◆ **Goal of the exercise**: Each line that contains the word "volantem" counts once; give the total for the records below and nothing else.

◆ **Information given**:
▼▼▼
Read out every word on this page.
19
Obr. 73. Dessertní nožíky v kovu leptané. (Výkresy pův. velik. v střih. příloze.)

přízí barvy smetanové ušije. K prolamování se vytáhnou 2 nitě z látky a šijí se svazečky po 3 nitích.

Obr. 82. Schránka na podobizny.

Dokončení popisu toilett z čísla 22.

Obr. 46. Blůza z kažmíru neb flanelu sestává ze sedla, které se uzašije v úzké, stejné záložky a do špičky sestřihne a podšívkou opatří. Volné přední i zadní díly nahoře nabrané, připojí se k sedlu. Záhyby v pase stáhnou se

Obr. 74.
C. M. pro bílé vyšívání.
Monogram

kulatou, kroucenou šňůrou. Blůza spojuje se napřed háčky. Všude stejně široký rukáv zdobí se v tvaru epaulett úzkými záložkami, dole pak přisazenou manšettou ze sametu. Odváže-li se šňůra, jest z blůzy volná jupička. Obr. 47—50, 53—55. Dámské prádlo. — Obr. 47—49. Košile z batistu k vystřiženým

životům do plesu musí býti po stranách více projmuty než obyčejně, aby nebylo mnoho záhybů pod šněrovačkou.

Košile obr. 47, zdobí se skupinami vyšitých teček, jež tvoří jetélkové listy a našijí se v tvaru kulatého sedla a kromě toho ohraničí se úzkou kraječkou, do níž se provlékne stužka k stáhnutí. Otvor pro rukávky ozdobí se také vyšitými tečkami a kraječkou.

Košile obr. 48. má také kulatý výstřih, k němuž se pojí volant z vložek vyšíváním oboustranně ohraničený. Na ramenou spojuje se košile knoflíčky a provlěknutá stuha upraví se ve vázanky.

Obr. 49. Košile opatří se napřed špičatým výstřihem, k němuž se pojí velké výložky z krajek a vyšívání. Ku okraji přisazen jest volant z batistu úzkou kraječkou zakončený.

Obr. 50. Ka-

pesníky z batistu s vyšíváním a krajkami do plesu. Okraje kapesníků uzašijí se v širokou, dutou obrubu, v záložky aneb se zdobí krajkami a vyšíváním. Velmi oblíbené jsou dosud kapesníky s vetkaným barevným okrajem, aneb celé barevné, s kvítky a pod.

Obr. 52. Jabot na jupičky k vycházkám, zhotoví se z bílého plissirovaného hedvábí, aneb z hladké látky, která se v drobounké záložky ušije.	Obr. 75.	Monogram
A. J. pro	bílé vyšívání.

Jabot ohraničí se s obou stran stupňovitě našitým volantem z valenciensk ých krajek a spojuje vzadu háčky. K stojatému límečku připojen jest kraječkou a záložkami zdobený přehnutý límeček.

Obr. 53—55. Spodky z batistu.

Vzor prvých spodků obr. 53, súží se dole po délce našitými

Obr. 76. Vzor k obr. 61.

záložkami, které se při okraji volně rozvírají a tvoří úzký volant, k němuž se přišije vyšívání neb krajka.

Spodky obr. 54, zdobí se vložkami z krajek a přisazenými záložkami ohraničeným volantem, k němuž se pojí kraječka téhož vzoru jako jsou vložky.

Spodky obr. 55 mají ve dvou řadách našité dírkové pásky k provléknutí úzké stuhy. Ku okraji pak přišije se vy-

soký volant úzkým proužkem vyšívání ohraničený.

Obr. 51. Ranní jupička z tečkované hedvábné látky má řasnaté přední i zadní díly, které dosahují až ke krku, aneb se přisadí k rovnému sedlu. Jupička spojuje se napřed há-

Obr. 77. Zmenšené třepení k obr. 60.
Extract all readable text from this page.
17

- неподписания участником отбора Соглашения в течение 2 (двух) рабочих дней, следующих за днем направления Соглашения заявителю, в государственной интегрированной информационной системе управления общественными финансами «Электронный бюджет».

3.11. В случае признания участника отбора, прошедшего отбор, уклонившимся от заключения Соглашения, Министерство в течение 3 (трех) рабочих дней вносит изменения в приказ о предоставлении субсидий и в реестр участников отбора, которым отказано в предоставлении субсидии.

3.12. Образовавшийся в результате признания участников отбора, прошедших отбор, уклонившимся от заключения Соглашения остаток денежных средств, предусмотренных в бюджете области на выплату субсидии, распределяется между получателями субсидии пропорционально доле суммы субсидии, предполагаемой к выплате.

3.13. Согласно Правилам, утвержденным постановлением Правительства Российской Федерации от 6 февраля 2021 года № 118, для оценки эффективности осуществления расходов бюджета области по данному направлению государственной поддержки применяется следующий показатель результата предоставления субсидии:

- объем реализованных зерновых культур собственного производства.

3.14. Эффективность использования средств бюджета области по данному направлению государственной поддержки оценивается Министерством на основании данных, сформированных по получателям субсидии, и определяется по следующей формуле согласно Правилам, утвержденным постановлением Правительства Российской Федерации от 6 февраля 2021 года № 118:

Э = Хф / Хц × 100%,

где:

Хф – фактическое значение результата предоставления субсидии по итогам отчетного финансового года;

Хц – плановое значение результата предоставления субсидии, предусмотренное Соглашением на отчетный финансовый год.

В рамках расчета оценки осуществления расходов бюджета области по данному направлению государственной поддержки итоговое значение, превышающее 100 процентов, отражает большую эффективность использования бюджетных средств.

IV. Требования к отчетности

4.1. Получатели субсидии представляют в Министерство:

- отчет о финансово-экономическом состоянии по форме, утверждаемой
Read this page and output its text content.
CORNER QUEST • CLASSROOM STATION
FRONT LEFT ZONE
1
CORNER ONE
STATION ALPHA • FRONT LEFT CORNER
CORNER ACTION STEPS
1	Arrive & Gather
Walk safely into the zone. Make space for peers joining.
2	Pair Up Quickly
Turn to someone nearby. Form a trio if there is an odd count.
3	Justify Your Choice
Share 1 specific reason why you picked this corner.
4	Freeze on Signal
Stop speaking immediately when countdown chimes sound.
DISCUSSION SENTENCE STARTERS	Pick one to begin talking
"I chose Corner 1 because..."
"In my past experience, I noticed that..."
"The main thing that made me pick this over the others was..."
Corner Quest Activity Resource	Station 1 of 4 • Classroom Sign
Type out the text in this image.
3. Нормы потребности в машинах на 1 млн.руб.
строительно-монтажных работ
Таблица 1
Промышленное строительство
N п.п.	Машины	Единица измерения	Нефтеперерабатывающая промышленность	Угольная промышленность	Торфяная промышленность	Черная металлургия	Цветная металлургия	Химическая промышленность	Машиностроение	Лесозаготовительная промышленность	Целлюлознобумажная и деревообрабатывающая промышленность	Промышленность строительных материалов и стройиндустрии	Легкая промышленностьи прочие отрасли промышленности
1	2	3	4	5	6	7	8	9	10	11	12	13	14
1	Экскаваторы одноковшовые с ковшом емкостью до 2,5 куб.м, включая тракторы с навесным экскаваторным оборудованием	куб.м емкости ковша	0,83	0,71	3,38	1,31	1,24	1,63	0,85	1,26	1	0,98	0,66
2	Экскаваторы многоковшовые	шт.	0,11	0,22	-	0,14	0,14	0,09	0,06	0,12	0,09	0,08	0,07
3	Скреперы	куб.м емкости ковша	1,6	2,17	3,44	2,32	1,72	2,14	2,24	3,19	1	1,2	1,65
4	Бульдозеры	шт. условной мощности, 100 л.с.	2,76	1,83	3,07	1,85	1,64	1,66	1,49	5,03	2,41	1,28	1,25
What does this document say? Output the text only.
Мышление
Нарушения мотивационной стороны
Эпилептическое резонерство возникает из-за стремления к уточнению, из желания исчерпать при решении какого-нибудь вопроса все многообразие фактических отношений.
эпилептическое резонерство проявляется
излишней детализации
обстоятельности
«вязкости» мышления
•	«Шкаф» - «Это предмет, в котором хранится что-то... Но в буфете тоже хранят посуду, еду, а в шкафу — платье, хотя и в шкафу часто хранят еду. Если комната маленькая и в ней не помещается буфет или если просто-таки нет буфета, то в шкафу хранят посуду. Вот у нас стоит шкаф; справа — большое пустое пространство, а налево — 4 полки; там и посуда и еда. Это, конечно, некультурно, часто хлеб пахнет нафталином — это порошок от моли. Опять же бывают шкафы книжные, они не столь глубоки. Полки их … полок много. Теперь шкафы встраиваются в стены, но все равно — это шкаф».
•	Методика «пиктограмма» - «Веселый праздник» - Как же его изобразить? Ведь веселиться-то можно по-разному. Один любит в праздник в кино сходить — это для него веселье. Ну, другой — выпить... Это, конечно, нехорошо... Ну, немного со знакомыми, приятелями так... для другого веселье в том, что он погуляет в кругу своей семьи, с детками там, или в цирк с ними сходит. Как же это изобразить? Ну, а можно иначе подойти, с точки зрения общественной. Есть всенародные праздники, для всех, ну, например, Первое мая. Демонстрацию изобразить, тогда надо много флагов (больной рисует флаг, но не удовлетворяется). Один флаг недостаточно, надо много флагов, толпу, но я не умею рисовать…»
▲▲▲
◆ **Exercise solution**: 2